Rows from a figure dataset:
-*-
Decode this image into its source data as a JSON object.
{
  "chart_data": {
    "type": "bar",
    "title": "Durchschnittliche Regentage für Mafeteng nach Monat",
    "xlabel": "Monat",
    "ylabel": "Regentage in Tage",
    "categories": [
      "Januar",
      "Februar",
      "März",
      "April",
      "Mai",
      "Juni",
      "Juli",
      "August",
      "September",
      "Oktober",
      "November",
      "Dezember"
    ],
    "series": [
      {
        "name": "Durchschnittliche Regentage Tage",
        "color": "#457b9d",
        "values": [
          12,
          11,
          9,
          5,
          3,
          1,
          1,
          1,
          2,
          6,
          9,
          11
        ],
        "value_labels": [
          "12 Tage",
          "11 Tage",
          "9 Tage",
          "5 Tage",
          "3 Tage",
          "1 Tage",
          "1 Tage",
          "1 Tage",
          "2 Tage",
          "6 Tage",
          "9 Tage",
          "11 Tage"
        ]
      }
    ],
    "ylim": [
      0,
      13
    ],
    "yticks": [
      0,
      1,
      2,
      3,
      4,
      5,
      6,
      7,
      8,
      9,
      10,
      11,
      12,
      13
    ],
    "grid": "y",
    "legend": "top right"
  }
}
-*-
The problem> How many of the lines above hold the word "Regentage"? Give only that number.

Task solution> 3